Direction> Edit the entries below so that every "bbox" becomes "bounding box", keeping all other text identical. Leave the pictures out of your answer.

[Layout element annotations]
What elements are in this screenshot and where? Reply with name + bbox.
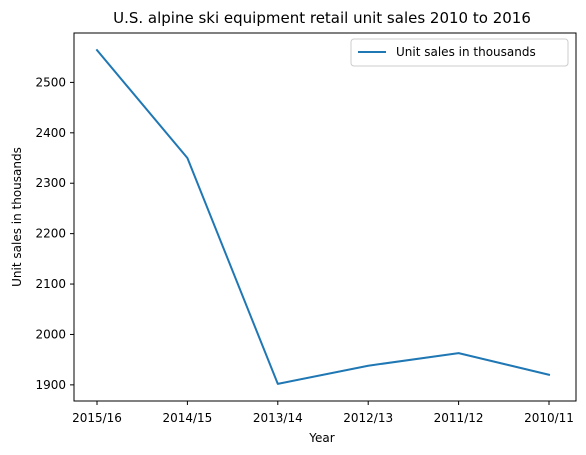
y-tick-label: 2100 [35,277,66,291]
x-tick-label: 2011/12 [434,411,484,425]
x-tick-label: 2010/11 [524,411,574,425]
plot-frame [73,32,577,402]
y-tick-label: 2300 [35,176,66,190]
series-line-0 [95,48,551,385]
x-tick-label: 2012/13 [343,411,393,425]
y-axis: 1900 2000 2100 2200 2300 2400 2500 [35,75,74,392]
y-tick-label: 2200 [35,227,66,241]
y-axis-label: Unit sales in thousands [10,147,24,287]
x-tick-label: 2014/15 [162,411,212,425]
chart-title: U.S. alpine ski equipment retail unit sa… [113,9,531,27]
y-tick-label: 2400 [35,126,66,140]
x-axis: 2015/16 2014/15 2013/14 2012/13 2011/12 2010/… [72,401,574,425]
plot-area [73,32,577,402]
y-tick-label: 2000 [35,327,66,341]
x-axis-label: Year [308,431,334,445]
y-tick-label: 1900 [35,378,66,392]
x-tick-label: 2013/14 [253,411,303,425]
series-layer [95,48,551,385]
legend: Unit sales in thousands [350,38,569,67]
x-tick-label: 2015/16 [72,411,122,425]
legend-label: Unit sales in thousands [396,45,536,59]
y-tick-label: 2500 [35,75,66,89]
legend-box [350,38,569,67]
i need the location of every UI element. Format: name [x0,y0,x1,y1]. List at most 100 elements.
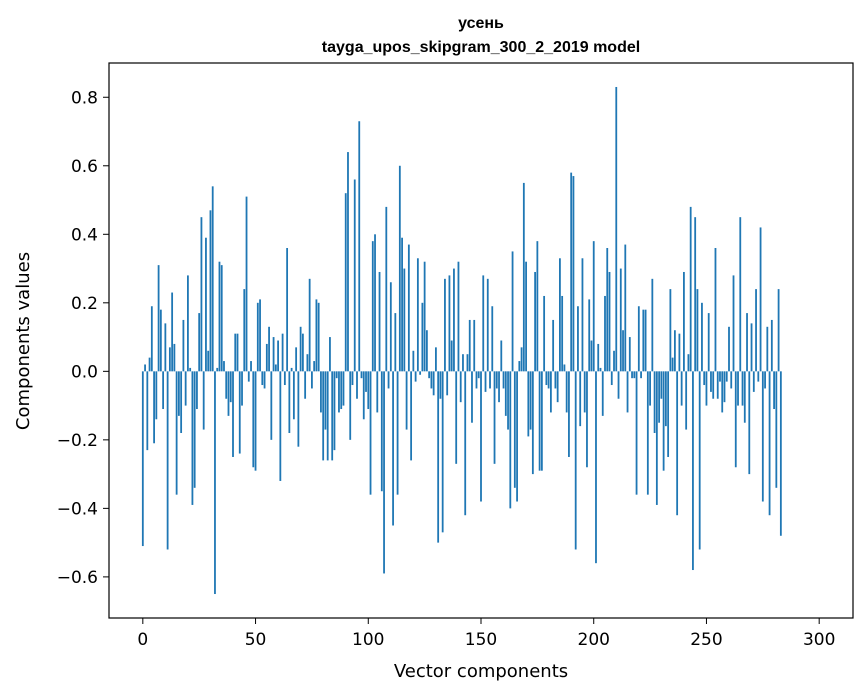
bar-253 [712,371,715,399]
bar-153 [486,278,489,372]
bar-258 [723,371,726,403]
bar-4 [150,306,153,372]
bar-191 [572,176,575,372]
bar-202 [597,343,600,372]
bar-174 [534,271,537,372]
bar-123 [419,371,422,375]
bar-89 [342,371,345,406]
bar-134 [444,278,446,372]
bar-184 [556,371,559,403]
bar-178 [543,295,546,372]
bar-94 [353,179,356,372]
bars-group [141,86,782,595]
bar-107 [383,371,385,574]
bar-80 [322,371,325,461]
bar-199 [590,340,593,372]
bar-144 [466,354,469,372]
bar-281 [775,371,778,488]
bar-244 [692,371,694,571]
bar-237 [676,371,679,516]
bar-273 [757,371,760,382]
bar-39 [229,371,232,403]
bar-261 [730,371,733,389]
bar-201 [595,371,597,564]
bar-97 [360,371,363,379]
bar-13 [171,292,174,372]
bar-207 [608,271,611,372]
bar-128 [430,371,433,389]
bar-56 [268,326,270,372]
bar-16 [177,371,180,416]
bar-254 [714,248,717,372]
bar-79 [320,371,322,413]
y-tick-label-6: 0.6 [71,157,98,177]
bar-113 [396,371,399,495]
bar-34 [218,261,221,372]
y-tick-label-4: 0.2 [71,294,98,314]
bar-118 [407,244,410,372]
bar-78 [317,302,320,372]
bar-28 [205,237,207,372]
bar-96 [358,121,361,372]
bar-283 [779,371,782,536]
bar-166 [516,371,518,502]
bar-274 [759,227,762,372]
chart-title: усень [458,15,504,32]
bar-263 [734,371,737,468]
bar-21 [189,367,192,372]
bar-267 [743,371,746,423]
bar-37 [225,371,228,399]
bar-72 [304,371,307,399]
bar-256 [719,371,721,382]
bar-50 [254,371,257,471]
bar-225 [649,371,651,406]
bar-121 [414,371,417,382]
bar-222 [642,309,645,372]
bar-136 [448,275,451,372]
x-tick-label-6: 300 [803,630,835,650]
bar-99 [365,371,367,392]
bar-33 [216,367,219,372]
bar-204 [601,371,604,416]
bar-19 [184,371,187,406]
x-tick-label-4: 200 [578,630,610,650]
bar-236 [673,330,676,372]
bar-246 [696,289,699,372]
bar-66 [290,367,293,372]
bar-49 [252,371,255,468]
bar-133 [441,371,444,533]
bar-150 [480,371,482,502]
bar-88 [340,371,343,410]
bar-192 [574,371,577,550]
bar-162 [507,371,509,430]
bar-35 [220,265,223,372]
bar-230 [660,371,663,399]
bar-20 [187,275,189,372]
x-tick-label-0: 0 [137,630,148,650]
bar-1 [144,364,146,372]
bar-196 [583,371,586,413]
bar-74 [308,278,311,372]
bar-137 [450,340,453,372]
bar-93 [351,371,354,386]
bar-47 [247,371,250,382]
bar-262 [732,275,735,372]
bar-241 [685,371,688,430]
bar-125 [423,261,426,372]
bar-260 [728,326,730,372]
bar-67 [292,371,295,420]
bar-70 [299,326,302,372]
bar-226 [651,278,654,372]
bar-251 [707,313,710,372]
bar-106 [380,371,383,492]
bar-250 [705,371,708,406]
bar-163 [509,371,512,509]
bar-53 [261,371,264,386]
bar-211 [617,371,620,399]
bar-55 [265,343,268,372]
bar-18 [182,319,185,372]
bar-151 [482,275,485,372]
bar-249 [703,371,706,386]
bar-126 [425,330,428,372]
bar-5 [153,371,155,444]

Task result>
What elements are in this screenshot and where? Reply with name + bounding box.
y-tick-label: 2100 [35,277,66,291]
x-tick-label: 2011/12 [434,411,484,425]
x-tick-label: 2010/11 [524,411,574,425]
plot-frame [73,32,577,402]
y-tick-label: 2300 [35,176,66,190]
series-line-0 [95,48,551,385]
x-tick-label: 2012/13 [343,411,393,425]
y-axis: 1900 2000 2100 2200 2300 2400 2500 [35,75,74,392]
y-tick-label: 2200 [35,227,66,241]
y-axis-label: Unit sales in thousands [10,147,24,287]
x-tick-label: 2014/15 [162,411,212,425]
chart-title: U.S. alpine ski equipment retail unit sa… [113,9,531,27]
y-tick-label: 2400 [35,126,66,140]
x-axis: 2015/16 2014/15 2013/14 2012/13 2011/12 2010/… [72,401,574,425]
plot-area [73,32,577,402]
y-tick-label: 2000 [35,327,66,341]
x-axis-label: Year [308,431,334,445]
y-tick-label: 1900 [35,378,66,392]
x-tick-label: 2013/14 [253,411,303,425]
series-layer [95,48,551,385]
legend: Unit sales in thousands [350,38,569,67]
x-tick-label: 2015/16 [72,411,122,425]
legend-label: Unit sales in thousands [396,45,536,59]
y-tick-label: 2500 [35,75,66,89]
legend-box [350,38,569,67]
i need the location of every UI element. Format: name [x0,y0,x1,y1]. List at most 100 elements.
bar-253 [712,371,715,399]
bar-153 [486,278,489,372]
bar-258 [723,371,726,403]
bar-4 [150,306,153,372]
bar-191 [572,176,575,372]
bar-202 [597,343,600,372]
bar-174 [534,271,537,372]
bar-123 [419,371,422,375]
bar-89 [342,371,345,406]
bar-134 [444,278,446,372]
bar-184 [556,371,559,403]
bar-178 [543,295,546,372]
bar-94 [353,179,356,372]
bars-group [141,86,782,595]
bar-107 [383,371,385,574]
bar-80 [322,371,325,461]
bar-199 [590,340,593,372]
bar-144 [466,354,469,372]
bar-281 [775,371,778,488]
bar-244 [692,371,694,571]
bar-237 [676,371,679,516]
bar-273 [757,371,760,382]
bar-39 [229,371,232,403]
bar-261 [730,371,733,389]
bar-201 [595,371,597,564]
bar-97 [360,371,363,379]
bar-13 [171,292,174,372]
bar-207 [608,271,611,372]
bar-128 [430,371,433,389]
bar-56 [268,326,270,372]
bar-16 [177,371,180,416]
bar-254 [714,248,717,372]
bar-79 [320,371,322,413]
y-tick-label-6: 0.6 [71,157,98,177]
bar-113 [396,371,399,495]
bar-34 [218,261,221,372]
y-tick-label-4: 0.2 [71,294,98,314]
bar-118 [407,244,410,372]
bar-78 [317,302,320,372]
bar-28 [205,237,207,372]
bar-96 [358,121,361,372]
bar-283 [779,371,782,536]
bar-166 [516,371,518,502]
bar-274 [759,227,762,372]
chart-title: усень [458,15,504,32]
bar-263 [734,371,737,468]
bar-21 [189,367,192,372]
bar-267 [743,371,746,423]
bar-37 [225,371,228,399]
bar-72 [304,371,307,399]
bar-256 [719,371,721,382]
bar-50 [254,371,257,471]
bar-225 [649,371,651,406]
bar-121 [414,371,417,382]
bar-222 [642,309,645,372]
bar-136 [448,275,451,372]
x-tick-label-6: 300 [803,630,835,650]
bar-99 [365,371,367,392]
bar-33 [216,367,219,372]
bar-204 [601,371,604,416]
bar-19 [184,371,187,406]
x-tick-label-4: 200 [578,630,610,650]
bar-236 [673,330,676,372]
bar-246 [696,289,699,372]
bar-66 [290,367,293,372]
bar-49 [252,371,255,468]
bar-133 [441,371,444,533]
bar-150 [480,371,482,502]
bar-88 [340,371,343,410]
bar-192 [574,371,577,550]
bar-162 [507,371,509,430]
bar-35 [220,265,223,372]
bar-230 [660,371,663,399]
bar-20 [187,275,189,372]
x-tick-label-0: 0 [137,630,148,650]
bar-1 [144,364,146,372]
bar-196 [583,371,586,413]
bar-74 [308,278,311,372]
bar-137 [450,340,453,372]
bar-93 [351,371,354,386]
bar-47 [247,371,250,382]
bar-262 [732,275,735,372]
bar-241 [685,371,688,430]
bar-125 [423,261,426,372]
bar-260 [728,326,730,372]
bar-67 [292,371,295,420]
bar-70 [299,326,302,372]
bar-226 [651,278,654,372]
bar-251 [707,313,710,372]
bar-106 [380,371,383,492]
bar-250 [705,371,708,406]
bar-163 [509,371,512,509]
bar-53 [261,371,264,386]
bar-211 [617,371,620,399]
bar-55 [265,343,268,372]
bar-18 [182,319,185,372]
bar-151 [482,275,485,372]
bar-249 [703,371,706,386]
bar-126 [425,330,428,372]
bar-5 [153,371,155,444]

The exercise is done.